<<<<

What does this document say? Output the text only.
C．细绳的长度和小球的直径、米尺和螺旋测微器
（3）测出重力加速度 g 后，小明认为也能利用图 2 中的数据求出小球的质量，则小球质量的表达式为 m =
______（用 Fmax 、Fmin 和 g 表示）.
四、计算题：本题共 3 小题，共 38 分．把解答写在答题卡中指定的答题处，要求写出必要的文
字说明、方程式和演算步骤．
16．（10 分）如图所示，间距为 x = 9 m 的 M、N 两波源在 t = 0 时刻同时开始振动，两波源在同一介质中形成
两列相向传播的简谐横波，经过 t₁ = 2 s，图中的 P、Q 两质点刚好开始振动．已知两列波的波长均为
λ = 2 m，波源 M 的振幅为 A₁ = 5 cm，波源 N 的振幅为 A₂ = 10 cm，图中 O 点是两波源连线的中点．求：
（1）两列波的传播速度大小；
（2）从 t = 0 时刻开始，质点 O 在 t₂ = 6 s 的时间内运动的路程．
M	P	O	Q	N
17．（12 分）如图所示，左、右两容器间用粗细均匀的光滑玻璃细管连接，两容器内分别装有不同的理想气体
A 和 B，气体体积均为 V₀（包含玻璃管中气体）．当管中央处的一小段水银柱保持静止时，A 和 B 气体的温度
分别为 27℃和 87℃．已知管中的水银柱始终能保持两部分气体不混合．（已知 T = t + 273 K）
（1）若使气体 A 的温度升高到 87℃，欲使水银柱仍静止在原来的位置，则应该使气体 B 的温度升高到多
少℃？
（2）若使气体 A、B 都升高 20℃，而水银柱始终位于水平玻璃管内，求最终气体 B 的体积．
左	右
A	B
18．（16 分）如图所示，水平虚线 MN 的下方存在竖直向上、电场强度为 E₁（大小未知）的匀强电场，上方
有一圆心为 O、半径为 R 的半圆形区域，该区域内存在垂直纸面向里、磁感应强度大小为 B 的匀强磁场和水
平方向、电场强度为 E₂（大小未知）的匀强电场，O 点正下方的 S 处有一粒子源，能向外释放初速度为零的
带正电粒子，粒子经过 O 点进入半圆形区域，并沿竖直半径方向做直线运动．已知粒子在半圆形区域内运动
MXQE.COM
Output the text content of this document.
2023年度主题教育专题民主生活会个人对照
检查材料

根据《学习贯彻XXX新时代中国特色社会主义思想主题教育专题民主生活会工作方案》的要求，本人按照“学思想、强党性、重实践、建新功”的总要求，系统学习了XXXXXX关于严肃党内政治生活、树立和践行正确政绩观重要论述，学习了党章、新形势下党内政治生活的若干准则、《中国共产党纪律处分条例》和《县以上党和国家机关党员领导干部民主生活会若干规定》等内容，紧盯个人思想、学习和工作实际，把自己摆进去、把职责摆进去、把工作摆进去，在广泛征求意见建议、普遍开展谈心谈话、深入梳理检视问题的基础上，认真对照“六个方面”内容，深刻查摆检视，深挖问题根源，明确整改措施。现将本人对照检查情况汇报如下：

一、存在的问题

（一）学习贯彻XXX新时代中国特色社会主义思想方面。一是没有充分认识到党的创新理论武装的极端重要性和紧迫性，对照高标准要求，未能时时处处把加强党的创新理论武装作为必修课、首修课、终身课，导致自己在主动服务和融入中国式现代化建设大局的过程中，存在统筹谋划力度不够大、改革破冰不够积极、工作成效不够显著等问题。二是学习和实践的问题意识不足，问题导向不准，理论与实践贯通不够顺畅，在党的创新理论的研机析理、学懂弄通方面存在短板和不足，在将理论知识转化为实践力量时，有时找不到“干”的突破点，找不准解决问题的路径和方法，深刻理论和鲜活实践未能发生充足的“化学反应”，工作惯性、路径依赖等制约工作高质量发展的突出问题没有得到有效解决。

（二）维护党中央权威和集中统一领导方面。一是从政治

>>>>

▶ **Exercise details**
The records above should be duplicated in full, exactly as given.

▶ **Result of this exercise**
What does this document say? Output the text only.
C．细绳的长度和小球的直径、米尺和螺旋测微器
（3）测出重力加速度 g 后，小明认为也能利用图 2 中的数据求出小球的质量，则小球质量的表达式为 m =
______（用 Fmax 、Fmin 和 g 表示）.
四、计算题：本题共 3 小题，共 38 分．把解答写在答题卡中指定的答题处，要求写出必要的文
字说明、方程式和演算步骤．
16．（10 分）如图所示，间距为 x = 9 m 的 M、N 两波源在 t = 0 时刻同时开始振动，两波源在同一介质中形成
两列相向传播的简谐横波，经过 t₁ = 2 s，图中的 P、Q 两质点刚好开始振动．已知两列波的波长均为
λ = 2 m，波源 M 的振幅为 A₁ = 5 cm，波源 N 的振幅为 A₂ = 10 cm，图中 O 点是两波源连线的中点．求：
（1）两列波的传播速度大小；
（2）从 t = 0 时刻开始，质点 O 在 t₂ = 6 s 的时间内运动的路程．
M	P	O	Q	N
17．（12 分）如图所示，左、右两容器间用粗细均匀的光滑玻璃细管连接，两容器内分别装有不同的理想气体
A 和 B，气体体积均为 V₀（包含玻璃管中气体）．当管中央处的一小段水银柱保持静止时，A 和 B 气体的温度
分别为 27℃和 87℃．已知管中的水银柱始终能保持两部分气体不混合．（已知 T = t + 273 K）
（1）若使气体 A 的温度升高到 87℃，欲使水银柱仍静止在原来的位置，则应该使气体 B 的温度升高到多
少℃？
（2）若使气体 A、B 都升高 20℃，而水银柱始终位于水平玻璃管内，求最终气体 B 的体积．
左	右
A	B
18．（16 分）如图所示，水平虚线 MN 的下方存在竖直向上、电场强度为 E₁（大小未知）的匀强电场，上方
有一圆心为 O、半径为 R 的半圆形区域，该区域内存在垂直纸面向里、磁感应强度大小为 B 的匀强磁场和水
平方向、电场强度为 E₂（大小未知）的匀强电场，O 点正下方的 S 处有一粒子源，能向外释放初速度为零的
带正电粒子，粒子经过 O 点进入半圆形区域，并沿竖直半径方向做直线运动．已知粒子在半圆形区域内运动
MXQE.COM
Output the text content of this document.
2023年度主题教育专题民主生活会个人对照
检查材料

根据《学习贯彻XXX新时代中国特色社会主义思想主题教育专题民主生活会工作方案》的要求，本人按照“学思想、强党性、重实践、建新功”的总要求，系统学习了XXXXXX关于严肃党内政治生活、树立和践行正确政绩观重要论述，学习了党章、新形势下党内政治生活的若干准则、《中国共产党纪律处分条例》和《县以上党和国家机关党员领导干部民主生活会若干规定》等内容，紧盯个人思想、学习和工作实际，把自己摆进去、把职责摆进去、把工作摆进去，在广泛征求意见建议、普遍开展谈心谈话、深入梳理检视问题的基础上，认真对照“六个方面”内容，深刻查摆检视，深挖问题根源，明确整改措施。现将本人对照检查情况汇报如下：

一、存在的问题

（一）学习贯彻XXX新时代中国特色社会主义思想方面。一是没有充分认识到党的创新理论武装的极端重要性和紧迫性，对照高标准要求，未能时时处处把加强党的创新理论武装作为必修课、首修课、终身课，导致自己在主动服务和融入中国式现代化建设大局的过程中，存在统筹谋划力度不够大、改革破冰不够积极、工作成效不够显著等问题。二是学习和实践的问题意识不足，问题导向不准，理论与实践贯通不够顺畅，在党的创新理论的研机析理、学懂弄通方面存在短板和不足，在将理论知识转化为实践力量时，有时找不到“干”的突破点，找不准解决问题的路径和方法，深刻理论和鲜活实践未能发生充足的“化学反应”，工作惯性、路径依赖等制约工作高质量发展的突出问题没有得到有效解决。

（二）维护党中央权威和集中统一领导方面。一是从政治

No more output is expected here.